- _Exercise description_: Please restate each entry word for word and leave the pictures out.

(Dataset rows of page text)
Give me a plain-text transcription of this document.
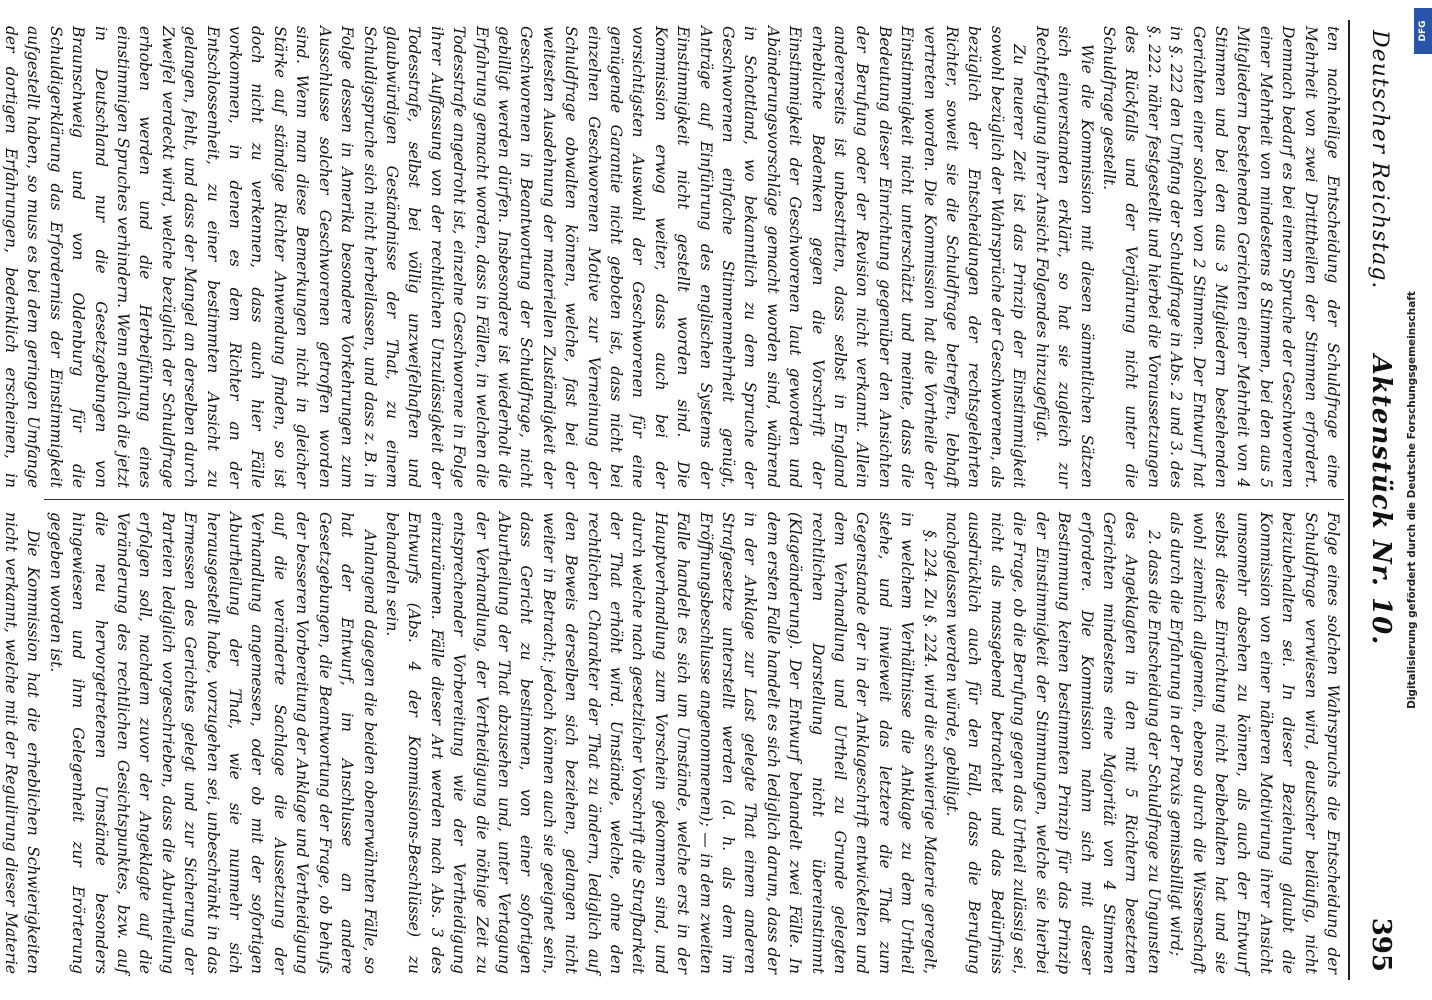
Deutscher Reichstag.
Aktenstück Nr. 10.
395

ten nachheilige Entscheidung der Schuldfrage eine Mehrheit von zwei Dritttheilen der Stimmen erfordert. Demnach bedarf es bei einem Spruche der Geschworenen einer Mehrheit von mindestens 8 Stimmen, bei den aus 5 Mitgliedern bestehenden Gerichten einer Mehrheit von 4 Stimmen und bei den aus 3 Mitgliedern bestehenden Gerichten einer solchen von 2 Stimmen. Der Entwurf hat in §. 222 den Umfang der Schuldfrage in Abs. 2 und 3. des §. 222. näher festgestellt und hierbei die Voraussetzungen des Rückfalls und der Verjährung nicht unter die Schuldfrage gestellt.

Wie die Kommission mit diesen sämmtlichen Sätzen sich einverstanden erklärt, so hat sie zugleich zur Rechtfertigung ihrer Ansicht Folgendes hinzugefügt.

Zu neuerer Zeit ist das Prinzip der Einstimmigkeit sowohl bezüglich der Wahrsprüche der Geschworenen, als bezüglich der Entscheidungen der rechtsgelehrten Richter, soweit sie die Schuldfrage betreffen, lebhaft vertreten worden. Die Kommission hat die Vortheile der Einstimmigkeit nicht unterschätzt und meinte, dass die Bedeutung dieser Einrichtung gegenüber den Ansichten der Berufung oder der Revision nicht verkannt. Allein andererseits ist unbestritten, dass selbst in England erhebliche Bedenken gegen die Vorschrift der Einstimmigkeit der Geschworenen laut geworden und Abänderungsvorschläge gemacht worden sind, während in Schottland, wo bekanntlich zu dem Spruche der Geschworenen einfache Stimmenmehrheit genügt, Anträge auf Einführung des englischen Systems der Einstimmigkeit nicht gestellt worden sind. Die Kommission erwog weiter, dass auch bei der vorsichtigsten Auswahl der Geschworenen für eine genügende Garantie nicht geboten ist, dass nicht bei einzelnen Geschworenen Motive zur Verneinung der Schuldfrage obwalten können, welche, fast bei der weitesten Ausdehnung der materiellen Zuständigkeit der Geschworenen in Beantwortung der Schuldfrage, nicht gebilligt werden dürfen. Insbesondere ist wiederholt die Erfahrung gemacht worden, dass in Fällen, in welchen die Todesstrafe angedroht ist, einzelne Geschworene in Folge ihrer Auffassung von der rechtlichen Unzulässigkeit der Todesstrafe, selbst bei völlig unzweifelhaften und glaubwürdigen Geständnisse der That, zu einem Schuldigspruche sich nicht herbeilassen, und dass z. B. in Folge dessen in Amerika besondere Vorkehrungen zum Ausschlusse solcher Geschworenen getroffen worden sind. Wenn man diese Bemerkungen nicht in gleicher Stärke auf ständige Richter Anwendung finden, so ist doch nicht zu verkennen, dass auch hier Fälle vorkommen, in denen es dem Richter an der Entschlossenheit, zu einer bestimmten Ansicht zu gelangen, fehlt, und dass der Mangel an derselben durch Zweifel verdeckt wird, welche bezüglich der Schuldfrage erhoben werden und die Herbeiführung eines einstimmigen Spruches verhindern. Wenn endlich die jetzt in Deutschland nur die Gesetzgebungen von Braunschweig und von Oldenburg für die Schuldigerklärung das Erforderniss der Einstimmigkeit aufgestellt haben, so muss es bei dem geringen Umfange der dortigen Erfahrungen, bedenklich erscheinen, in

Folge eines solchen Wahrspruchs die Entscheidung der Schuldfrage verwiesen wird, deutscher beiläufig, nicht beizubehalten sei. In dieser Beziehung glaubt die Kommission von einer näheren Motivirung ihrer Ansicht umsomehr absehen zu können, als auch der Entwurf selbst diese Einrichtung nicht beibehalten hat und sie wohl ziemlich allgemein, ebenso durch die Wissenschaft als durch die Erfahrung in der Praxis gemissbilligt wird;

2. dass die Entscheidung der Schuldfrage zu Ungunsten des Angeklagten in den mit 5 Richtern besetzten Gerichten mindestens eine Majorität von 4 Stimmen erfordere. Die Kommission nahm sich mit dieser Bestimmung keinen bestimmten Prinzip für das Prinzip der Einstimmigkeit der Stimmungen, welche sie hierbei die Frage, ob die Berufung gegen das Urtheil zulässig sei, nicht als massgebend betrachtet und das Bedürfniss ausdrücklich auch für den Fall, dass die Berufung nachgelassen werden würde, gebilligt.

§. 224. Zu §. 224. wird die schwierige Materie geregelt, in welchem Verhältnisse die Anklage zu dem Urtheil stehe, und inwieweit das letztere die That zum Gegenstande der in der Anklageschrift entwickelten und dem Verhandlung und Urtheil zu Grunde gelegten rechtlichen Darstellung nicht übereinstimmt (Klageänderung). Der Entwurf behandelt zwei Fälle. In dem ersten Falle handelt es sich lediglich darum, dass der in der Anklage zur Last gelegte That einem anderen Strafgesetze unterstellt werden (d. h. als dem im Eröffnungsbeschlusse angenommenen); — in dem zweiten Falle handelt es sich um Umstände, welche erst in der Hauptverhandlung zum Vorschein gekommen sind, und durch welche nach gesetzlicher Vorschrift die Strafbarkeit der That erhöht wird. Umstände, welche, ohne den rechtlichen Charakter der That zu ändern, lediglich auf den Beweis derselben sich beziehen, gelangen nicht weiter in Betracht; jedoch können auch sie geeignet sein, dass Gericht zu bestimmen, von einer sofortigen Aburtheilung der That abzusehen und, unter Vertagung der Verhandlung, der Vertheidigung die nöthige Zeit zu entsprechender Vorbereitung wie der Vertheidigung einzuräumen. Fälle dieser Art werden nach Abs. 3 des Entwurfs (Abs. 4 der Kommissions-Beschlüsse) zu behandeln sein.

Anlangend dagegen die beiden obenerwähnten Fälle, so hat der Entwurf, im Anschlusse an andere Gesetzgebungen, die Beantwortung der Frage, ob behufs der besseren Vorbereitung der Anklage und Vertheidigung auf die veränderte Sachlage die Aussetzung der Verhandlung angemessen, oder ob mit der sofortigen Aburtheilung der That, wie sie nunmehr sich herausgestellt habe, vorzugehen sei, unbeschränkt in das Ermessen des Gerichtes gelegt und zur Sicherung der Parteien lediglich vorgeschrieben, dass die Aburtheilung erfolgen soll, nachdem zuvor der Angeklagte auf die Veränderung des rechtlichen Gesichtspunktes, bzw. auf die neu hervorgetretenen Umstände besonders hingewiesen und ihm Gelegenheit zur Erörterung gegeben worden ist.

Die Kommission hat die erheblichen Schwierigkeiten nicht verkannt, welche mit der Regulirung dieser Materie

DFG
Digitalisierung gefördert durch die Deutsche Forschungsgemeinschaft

- _Written solution_:
Give me a plain-text transcription of this document.
Deutscher Reichstag.
Aktenstück Nr. 10.
395

ten nachheilige Entscheidung der Schuldfrage eine Mehrheit von zwei Dritttheilen der Stimmen erfordert. Demnach bedarf es bei einem Spruche der Geschworenen einer Mehrheit von mindestens 8 Stimmen, bei den aus 5 Mitgliedern bestehenden Gerichten einer Mehrheit von 4 Stimmen und bei den aus 3 Mitgliedern bestehenden Gerichten einer solchen von 2 Stimmen. Der Entwurf hat in §. 222 den Umfang der Schuldfrage in Abs. 2 und 3. des §. 222. näher festgestellt und hierbei die Voraussetzungen des Rückfalls und der Verjährung nicht unter die Schuldfrage gestellt.

Wie die Kommission mit diesen sämmtlichen Sätzen sich einverstanden erklärt, so hat sie zugleich zur Rechtfertigung ihrer Ansicht Folgendes hinzugefügt.

Zu neuerer Zeit ist das Prinzip der Einstimmigkeit sowohl bezüglich der Wahrsprüche der Geschworenen, als bezüglich der Entscheidungen der rechtsgelehrten Richter, soweit sie die Schuldfrage betreffen, lebhaft vertreten worden. Die Kommission hat die Vortheile der Einstimmigkeit nicht unterschätzt und meinte, dass die Bedeutung dieser Einrichtung gegenüber den Ansichten der Berufung oder der Revision nicht verkannt. Allein andererseits ist unbestritten, dass selbst in England erhebliche Bedenken gegen die Vorschrift der Einstimmigkeit der Geschworenen laut geworden und Abänderungsvorschläge gemacht worden sind, während in Schottland, wo bekanntlich zu dem Spruche der Geschworenen einfache Stimmenmehrheit genügt, Anträge auf Einführung des englischen Systems der Einstimmigkeit nicht gestellt worden sind. Die Kommission erwog weiter, dass auch bei der vorsichtigsten Auswahl der Geschworenen für eine genügende Garantie nicht geboten ist, dass nicht bei einzelnen Geschworenen Motive zur Verneinung der Schuldfrage obwalten können, welche, fast bei der weitesten Ausdehnung der materiellen Zuständigkeit der Geschworenen in Beantwortung der Schuldfrage, nicht gebilligt werden dürfen. Insbesondere ist wiederholt die Erfahrung gemacht worden, dass in Fällen, in welchen die Todesstrafe angedroht ist, einzelne Geschworene in Folge ihrer Auffassung von der rechtlichen Unzulässigkeit der Todesstrafe, selbst bei völlig unzweifelhaften und glaubwürdigen Geständnisse der That, zu einem Schuldigspruche sich nicht herbeilassen, und dass z. B. in Folge dessen in Amerika besondere Vorkehrungen zum Ausschlusse solcher Geschworenen getroffen worden sind. Wenn man diese Bemerkungen nicht in gleicher Stärke auf ständige Richter Anwendung finden, so ist doch nicht zu verkennen, dass auch hier Fälle vorkommen, in denen es dem Richter an der Entschlossenheit, zu einer bestimmten Ansicht zu gelangen, fehlt, und dass der Mangel an derselben durch Zweifel verdeckt wird, welche bezüglich der Schuldfrage erhoben werden und die Herbeiführung eines einstimmigen Spruches verhindern. Wenn endlich die jetzt in Deutschland nur die Gesetzgebungen von Braunschweig und von Oldenburg für die Schuldigerklärung das Erforderniss der Einstimmigkeit aufgestellt haben, so muss es bei dem geringen Umfange der dortigen Erfahrungen, bedenklich erscheinen, in

Folge eines solchen Wahrspruchs die Entscheidung der Schuldfrage verwiesen wird, deutscher beiläufig, nicht beizubehalten sei. In dieser Beziehung glaubt die Kommission von einer näheren Motivirung ihrer Ansicht umsomehr absehen zu können, als auch der Entwurf selbst diese Einrichtung nicht beibehalten hat und sie wohl ziemlich allgemein, ebenso durch die Wissenschaft als durch die Erfahrung in der Praxis gemissbilligt wird;

2. dass die Entscheidung der Schuldfrage zu Ungunsten des Angeklagten in den mit 5 Richtern besetzten Gerichten mindestens eine Majorität von 4 Stimmen erfordere. Die Kommission nahm sich mit dieser Bestimmung keinen bestimmten Prinzip für das Prinzip der Einstimmigkeit der Stimmungen, welche sie hierbei die Frage, ob die Berufung gegen das Urtheil zulässig sei, nicht als massgebend betrachtet und das Bedürfniss ausdrücklich auch für den Fall, dass die Berufung nachgelassen werden würde, gebilligt.

§. 224. Zu §. 224. wird die schwierige Materie geregelt, in welchem Verhältnisse die Anklage zu dem Urtheil stehe, und inwieweit das letztere die That zum Gegenstande der in der Anklageschrift entwickelten und dem Verhandlung und Urtheil zu Grunde gelegten rechtlichen Darstellung nicht übereinstimmt (Klageänderung). Der Entwurf behandelt zwei Fälle. In dem ersten Falle handelt es sich lediglich darum, dass der in der Anklage zur Last gelegte That einem anderen Strafgesetze unterstellt werden (d. h. als dem im Eröffnungsbeschlusse angenommenen); — in dem zweiten Falle handelt es sich um Umstände, welche erst in der Hauptverhandlung zum Vorschein gekommen sind, und durch welche nach gesetzlicher Vorschrift die Strafbarkeit der That erhöht wird. Umstände, welche, ohne den rechtlichen Charakter der That zu ändern, lediglich auf den Beweis derselben sich beziehen, gelangen nicht weiter in Betracht; jedoch können auch sie geeignet sein, dass Gericht zu bestimmen, von einer sofortigen Aburtheilung der That abzusehen und, unter Vertagung der Verhandlung, der Vertheidigung die nöthige Zeit zu entsprechender Vorbereitung wie der Vertheidigung einzuräumen. Fälle dieser Art werden nach Abs. 3 des Entwurfs (Abs. 4 der Kommissions-Beschlüsse) zu behandeln sein.

Anlangend dagegen die beiden obenerwähnten Fälle, so hat der Entwurf, im Anschlusse an andere Gesetzgebungen, die Beantwortung der Frage, ob behufs der besseren Vorbereitung der Anklage und Vertheidigung auf die veränderte Sachlage die Aussetzung der Verhandlung angemessen, oder ob mit der sofortigen Aburtheilung der That, wie sie nunmehr sich herausgestellt habe, vorzugehen sei, unbeschränkt in das Ermessen des Gerichtes gelegt und zur Sicherung der Parteien lediglich vorgeschrieben, dass die Aburtheilung erfolgen soll, nachdem zuvor der Angeklagte auf die Veränderung des rechtlichen Gesichtspunktes, bzw. auf die neu hervorgetretenen Umstände besonders hingewiesen und ihm Gelegenheit zur Erörterung gegeben worden ist.

Die Kommission hat die erheblichen Schwierigkeiten nicht verkannt, welche mit der Regulirung dieser Materie

DFG
Digitalisierung gefördert durch die Deutsche Forschungsgemeinschaft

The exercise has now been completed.